DIRECTIVE: Check the listing below for lines with the word "Starts" and say how many there are, with nothing but the number.
Begin EXERCISE DATA
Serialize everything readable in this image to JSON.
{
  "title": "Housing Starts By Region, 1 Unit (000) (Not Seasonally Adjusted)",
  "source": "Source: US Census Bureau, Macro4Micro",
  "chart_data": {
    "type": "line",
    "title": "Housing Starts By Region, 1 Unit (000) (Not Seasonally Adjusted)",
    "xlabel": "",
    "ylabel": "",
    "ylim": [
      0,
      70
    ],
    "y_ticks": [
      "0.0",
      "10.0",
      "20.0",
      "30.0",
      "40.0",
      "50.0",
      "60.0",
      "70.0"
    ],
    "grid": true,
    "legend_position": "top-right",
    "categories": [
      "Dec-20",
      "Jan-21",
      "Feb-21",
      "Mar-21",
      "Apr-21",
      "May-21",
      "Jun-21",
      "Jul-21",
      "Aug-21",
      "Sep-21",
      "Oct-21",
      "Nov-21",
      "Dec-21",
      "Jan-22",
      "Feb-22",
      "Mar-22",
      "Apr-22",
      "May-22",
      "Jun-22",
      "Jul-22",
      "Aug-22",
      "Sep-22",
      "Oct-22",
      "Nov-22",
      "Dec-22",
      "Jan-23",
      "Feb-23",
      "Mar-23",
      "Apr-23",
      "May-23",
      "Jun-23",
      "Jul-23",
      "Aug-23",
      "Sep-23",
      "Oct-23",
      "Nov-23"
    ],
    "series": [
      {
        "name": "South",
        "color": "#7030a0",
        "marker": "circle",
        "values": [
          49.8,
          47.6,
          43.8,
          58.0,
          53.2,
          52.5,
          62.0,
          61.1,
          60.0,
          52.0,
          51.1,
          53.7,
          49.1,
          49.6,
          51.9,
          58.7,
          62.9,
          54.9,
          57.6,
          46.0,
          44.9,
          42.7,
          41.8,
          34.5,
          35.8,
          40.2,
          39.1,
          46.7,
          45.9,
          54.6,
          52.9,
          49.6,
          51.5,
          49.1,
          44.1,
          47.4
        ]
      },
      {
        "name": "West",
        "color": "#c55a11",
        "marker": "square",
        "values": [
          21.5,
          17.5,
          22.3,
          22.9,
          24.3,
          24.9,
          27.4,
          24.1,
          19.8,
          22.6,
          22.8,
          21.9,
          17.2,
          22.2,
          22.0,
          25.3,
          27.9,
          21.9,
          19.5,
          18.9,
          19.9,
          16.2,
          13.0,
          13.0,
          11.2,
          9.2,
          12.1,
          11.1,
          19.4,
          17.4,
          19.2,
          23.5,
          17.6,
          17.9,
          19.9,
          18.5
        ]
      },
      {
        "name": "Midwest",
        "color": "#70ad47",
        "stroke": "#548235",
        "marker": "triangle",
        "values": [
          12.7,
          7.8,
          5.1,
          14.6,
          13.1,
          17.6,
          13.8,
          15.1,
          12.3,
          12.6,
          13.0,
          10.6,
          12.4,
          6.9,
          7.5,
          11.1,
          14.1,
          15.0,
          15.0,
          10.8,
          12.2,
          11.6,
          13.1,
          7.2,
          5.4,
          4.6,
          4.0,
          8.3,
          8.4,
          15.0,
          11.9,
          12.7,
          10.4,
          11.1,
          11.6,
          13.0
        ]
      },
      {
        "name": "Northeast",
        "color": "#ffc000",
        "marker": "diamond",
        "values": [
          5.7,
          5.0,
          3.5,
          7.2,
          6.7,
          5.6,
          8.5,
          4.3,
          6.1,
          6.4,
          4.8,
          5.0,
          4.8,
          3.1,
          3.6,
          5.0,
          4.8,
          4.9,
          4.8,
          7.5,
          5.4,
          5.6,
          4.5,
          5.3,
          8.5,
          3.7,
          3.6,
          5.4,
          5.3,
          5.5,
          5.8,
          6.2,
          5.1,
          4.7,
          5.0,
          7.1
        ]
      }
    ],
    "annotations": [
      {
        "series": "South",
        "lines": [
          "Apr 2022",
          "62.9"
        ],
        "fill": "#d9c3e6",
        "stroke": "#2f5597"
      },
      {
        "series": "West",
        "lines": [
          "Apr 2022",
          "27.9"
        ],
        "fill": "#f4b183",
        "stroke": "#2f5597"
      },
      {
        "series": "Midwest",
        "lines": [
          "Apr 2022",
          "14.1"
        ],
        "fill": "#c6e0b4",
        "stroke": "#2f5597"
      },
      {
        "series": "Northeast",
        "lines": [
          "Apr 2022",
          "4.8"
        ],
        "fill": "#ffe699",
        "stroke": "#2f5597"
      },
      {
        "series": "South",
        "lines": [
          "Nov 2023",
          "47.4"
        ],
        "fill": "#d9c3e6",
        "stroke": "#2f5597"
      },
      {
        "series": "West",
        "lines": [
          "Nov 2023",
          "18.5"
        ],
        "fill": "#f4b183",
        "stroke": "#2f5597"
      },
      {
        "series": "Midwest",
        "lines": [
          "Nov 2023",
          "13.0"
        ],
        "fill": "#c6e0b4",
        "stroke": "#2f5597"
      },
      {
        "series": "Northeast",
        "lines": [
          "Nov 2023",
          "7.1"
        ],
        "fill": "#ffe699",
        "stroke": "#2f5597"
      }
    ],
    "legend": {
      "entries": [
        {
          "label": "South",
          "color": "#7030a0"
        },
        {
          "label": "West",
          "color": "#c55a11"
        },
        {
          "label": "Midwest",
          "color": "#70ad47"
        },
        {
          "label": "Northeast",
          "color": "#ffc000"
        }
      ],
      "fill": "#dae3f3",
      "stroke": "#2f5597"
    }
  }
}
End EXERCISE DATA
FULL OUTPUT: 2